■ **STATED EXERCISE**: Repeat the rows from the line holding "support-line-2: Commercial support" to the line holding "period: . [495,238,501,255]", with both of those lines included.

================

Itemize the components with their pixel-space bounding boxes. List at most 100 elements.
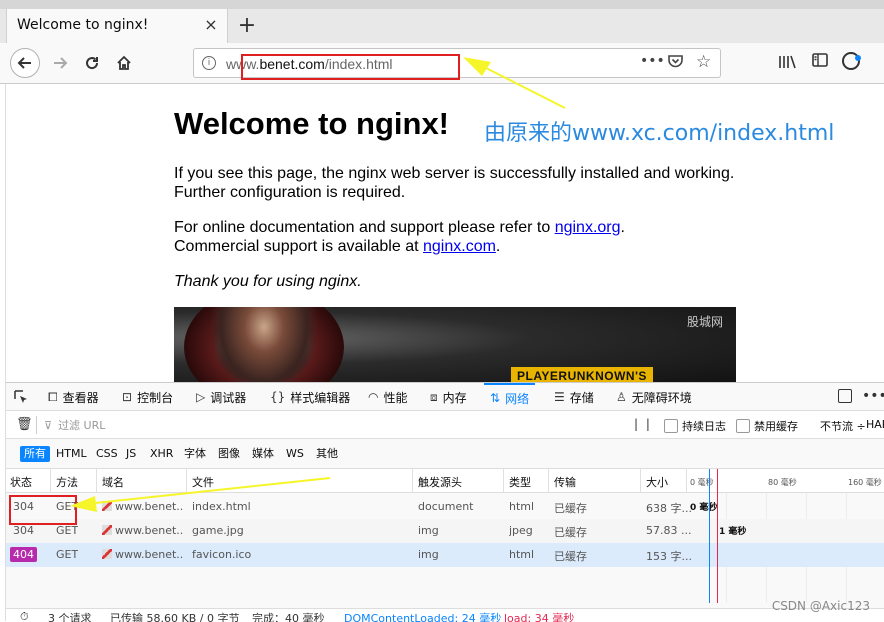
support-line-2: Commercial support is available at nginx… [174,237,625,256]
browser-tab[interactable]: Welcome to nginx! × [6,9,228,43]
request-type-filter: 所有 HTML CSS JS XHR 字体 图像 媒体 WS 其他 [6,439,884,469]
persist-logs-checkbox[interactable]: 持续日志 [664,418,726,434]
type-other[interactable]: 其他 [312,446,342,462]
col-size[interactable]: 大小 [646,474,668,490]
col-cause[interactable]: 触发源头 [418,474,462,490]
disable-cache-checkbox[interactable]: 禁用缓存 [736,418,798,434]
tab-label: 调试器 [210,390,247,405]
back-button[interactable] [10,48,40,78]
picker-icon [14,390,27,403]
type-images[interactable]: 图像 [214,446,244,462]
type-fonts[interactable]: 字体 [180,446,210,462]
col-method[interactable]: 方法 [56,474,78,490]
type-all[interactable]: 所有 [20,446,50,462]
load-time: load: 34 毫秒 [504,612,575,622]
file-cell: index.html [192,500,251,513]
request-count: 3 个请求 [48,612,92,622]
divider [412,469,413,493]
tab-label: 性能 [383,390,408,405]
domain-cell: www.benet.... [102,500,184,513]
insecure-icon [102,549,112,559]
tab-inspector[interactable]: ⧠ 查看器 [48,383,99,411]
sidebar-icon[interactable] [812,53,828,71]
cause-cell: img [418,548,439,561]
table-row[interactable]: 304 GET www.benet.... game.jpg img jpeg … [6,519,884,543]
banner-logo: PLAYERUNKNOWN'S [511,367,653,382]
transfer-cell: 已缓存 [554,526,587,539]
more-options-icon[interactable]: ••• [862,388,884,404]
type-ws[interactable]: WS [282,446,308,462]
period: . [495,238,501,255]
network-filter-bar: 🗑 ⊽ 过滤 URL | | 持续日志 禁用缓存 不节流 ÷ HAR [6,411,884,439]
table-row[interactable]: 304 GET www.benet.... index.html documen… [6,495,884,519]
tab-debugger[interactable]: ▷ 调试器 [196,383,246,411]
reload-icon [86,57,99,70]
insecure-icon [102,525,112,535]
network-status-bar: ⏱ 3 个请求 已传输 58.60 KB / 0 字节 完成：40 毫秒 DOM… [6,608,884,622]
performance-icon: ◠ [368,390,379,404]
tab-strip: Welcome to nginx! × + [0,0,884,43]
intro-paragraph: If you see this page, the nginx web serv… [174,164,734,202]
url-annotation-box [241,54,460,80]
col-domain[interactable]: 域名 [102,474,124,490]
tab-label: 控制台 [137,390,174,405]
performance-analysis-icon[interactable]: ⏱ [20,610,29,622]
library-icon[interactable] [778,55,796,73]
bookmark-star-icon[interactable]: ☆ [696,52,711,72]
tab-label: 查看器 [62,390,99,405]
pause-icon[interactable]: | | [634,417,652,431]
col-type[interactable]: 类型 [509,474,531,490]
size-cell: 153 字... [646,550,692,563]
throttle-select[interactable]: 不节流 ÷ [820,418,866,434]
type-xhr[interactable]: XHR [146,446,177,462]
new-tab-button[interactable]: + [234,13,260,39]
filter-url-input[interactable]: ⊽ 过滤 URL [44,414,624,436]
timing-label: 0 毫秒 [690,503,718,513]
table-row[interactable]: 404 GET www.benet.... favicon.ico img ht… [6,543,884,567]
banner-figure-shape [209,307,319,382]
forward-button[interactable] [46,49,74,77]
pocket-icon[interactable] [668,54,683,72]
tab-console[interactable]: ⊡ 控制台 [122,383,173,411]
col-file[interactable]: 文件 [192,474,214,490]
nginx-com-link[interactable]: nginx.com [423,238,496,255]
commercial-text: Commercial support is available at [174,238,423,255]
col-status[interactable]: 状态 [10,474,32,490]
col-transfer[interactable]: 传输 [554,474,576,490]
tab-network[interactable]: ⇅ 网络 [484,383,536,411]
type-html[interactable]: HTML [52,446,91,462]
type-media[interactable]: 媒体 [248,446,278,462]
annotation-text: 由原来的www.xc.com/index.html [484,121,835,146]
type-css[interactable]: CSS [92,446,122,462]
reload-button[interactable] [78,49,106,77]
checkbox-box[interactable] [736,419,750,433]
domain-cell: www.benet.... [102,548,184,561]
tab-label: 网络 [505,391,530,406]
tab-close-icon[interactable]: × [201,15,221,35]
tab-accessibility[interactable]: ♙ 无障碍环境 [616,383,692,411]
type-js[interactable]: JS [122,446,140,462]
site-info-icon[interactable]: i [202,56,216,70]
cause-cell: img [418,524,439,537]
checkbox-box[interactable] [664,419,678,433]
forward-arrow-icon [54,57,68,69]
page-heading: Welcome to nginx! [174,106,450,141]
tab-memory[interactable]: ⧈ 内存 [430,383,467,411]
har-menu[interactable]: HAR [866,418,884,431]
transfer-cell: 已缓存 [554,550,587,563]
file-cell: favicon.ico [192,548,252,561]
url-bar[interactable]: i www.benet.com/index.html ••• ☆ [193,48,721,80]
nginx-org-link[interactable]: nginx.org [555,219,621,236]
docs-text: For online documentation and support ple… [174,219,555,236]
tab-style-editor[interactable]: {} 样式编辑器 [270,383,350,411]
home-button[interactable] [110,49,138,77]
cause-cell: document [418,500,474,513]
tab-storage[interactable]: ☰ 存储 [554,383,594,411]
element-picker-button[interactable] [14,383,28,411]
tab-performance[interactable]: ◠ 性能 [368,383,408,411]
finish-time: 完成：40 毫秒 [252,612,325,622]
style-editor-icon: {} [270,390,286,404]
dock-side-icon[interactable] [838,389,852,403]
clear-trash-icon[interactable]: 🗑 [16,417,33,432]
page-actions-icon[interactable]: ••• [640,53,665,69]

================

■ **SOLVED PROBLEM**:
support-line-2: Commercial support is available at nginx… [174,237,625,256]
browser-tab[interactable]: Welcome to nginx! × [6,9,228,43]
request-type-filter: 所有 HTML CSS JS XHR 字体 图像 媒体 WS 其他 [6,439,884,469]
persist-logs-checkbox[interactable]: 持续日志 [664,418,726,434]
type-other[interactable]: 其他 [312,446,342,462]
col-size[interactable]: 大小 [646,474,668,490]
col-cause[interactable]: 触发源头 [418,474,462,490]
disable-cache-checkbox[interactable]: 禁用缓存 [736,418,798,434]
tab-label: 调试器 [210,390,247,405]
back-button[interactable] [10,48,40,78]
picker-icon [14,390,27,403]
type-images[interactable]: 图像 [214,446,244,462]
type-fonts[interactable]: 字体 [180,446,210,462]
col-method[interactable]: 方法 [56,474,78,490]
type-all[interactable]: 所有 [20,446,50,462]
load-time: load: 34 毫秒 [504,612,575,622]
file-cell: index.html [192,500,251,513]
request-count: 3 个请求 [48,612,92,622]
divider [412,469,413,493]
tab-label: 性能 [383,390,408,405]
domain-cell: www.benet.... [102,500,184,513]
insecure-icon [102,549,112,559]
tab-inspector[interactable]: ⧠ 查看器 [48,383,99,411]
sidebar-icon[interactable] [812,53,828,71]
cause-cell: img [418,548,439,561]
table-row[interactable]: 304 GET www.benet.... game.jpg img jpeg … [6,519,884,543]
banner-logo: PLAYERUNKNOWN'S [511,367,653,382]
transfer-cell: 已缓存 [554,526,587,539]
more-options-icon[interactable]: ••• [862,388,884,404]
type-ws[interactable]: WS [282,446,308,462]
period: . [495,238,501,255]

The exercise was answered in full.